## WHAT IS BEING ASKED
Determine how many lines hold "thread" and give only that number.

________________________

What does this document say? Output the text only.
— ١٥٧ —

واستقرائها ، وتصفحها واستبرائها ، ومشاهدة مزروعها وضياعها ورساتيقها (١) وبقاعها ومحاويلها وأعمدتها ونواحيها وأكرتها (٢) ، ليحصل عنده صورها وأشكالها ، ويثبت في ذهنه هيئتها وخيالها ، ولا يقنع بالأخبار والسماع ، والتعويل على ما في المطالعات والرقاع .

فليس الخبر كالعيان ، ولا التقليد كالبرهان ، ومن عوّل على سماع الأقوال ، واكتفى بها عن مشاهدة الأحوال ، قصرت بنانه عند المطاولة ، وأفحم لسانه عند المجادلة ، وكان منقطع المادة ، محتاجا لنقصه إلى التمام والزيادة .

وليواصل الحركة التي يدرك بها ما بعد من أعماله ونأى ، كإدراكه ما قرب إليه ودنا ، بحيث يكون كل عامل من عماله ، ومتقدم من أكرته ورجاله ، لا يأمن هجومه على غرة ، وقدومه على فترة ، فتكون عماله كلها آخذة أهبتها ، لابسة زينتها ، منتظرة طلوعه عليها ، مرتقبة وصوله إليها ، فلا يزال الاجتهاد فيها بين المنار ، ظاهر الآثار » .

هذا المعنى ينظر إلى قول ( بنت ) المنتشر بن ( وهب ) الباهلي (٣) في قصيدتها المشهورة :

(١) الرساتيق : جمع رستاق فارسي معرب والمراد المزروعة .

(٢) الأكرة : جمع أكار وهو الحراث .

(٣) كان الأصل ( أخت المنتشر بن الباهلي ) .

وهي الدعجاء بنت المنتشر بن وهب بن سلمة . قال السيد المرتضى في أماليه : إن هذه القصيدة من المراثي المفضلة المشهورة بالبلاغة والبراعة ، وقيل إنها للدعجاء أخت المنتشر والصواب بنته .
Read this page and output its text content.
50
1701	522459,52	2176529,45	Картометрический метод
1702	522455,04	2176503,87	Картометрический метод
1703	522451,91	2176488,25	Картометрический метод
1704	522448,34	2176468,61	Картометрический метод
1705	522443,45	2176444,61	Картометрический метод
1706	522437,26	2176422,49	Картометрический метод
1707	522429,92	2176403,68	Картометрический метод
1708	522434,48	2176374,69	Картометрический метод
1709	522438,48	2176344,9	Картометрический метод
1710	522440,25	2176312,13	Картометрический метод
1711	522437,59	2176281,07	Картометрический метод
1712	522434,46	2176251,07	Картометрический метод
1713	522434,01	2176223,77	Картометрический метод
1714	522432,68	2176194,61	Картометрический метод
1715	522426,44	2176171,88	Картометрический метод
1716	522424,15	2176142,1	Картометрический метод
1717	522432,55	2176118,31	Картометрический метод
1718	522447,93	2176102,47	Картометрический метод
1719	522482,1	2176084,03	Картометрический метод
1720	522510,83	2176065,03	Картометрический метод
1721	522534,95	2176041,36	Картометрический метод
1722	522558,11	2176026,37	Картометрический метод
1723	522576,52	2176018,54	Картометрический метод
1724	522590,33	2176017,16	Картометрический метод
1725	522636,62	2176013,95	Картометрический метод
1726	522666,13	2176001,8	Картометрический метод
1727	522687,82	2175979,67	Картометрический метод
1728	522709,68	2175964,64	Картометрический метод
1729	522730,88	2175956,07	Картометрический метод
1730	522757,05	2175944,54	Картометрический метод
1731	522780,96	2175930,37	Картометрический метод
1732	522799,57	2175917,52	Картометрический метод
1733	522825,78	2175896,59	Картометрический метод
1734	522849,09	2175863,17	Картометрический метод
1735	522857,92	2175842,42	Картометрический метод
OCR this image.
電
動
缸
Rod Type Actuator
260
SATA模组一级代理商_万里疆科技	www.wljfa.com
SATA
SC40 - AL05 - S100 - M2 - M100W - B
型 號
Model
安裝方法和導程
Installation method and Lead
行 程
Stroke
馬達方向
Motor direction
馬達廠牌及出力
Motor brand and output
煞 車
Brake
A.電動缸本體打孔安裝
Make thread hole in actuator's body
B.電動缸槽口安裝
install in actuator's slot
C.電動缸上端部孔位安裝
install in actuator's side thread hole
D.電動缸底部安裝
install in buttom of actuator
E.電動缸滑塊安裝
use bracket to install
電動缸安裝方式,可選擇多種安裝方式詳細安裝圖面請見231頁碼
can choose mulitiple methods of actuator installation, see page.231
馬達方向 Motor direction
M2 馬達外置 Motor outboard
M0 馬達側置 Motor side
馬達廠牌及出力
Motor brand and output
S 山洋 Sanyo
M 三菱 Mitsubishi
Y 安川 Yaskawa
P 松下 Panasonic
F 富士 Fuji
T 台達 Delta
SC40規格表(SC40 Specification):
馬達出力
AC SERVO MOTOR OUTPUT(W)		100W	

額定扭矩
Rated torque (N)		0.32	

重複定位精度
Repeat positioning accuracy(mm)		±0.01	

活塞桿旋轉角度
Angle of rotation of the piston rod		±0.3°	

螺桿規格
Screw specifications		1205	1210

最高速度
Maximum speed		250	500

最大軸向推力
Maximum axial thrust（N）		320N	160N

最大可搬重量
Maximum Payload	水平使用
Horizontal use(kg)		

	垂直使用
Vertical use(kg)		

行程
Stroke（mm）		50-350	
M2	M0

________________________

## RESPONSE TO THIS EXERCISE
2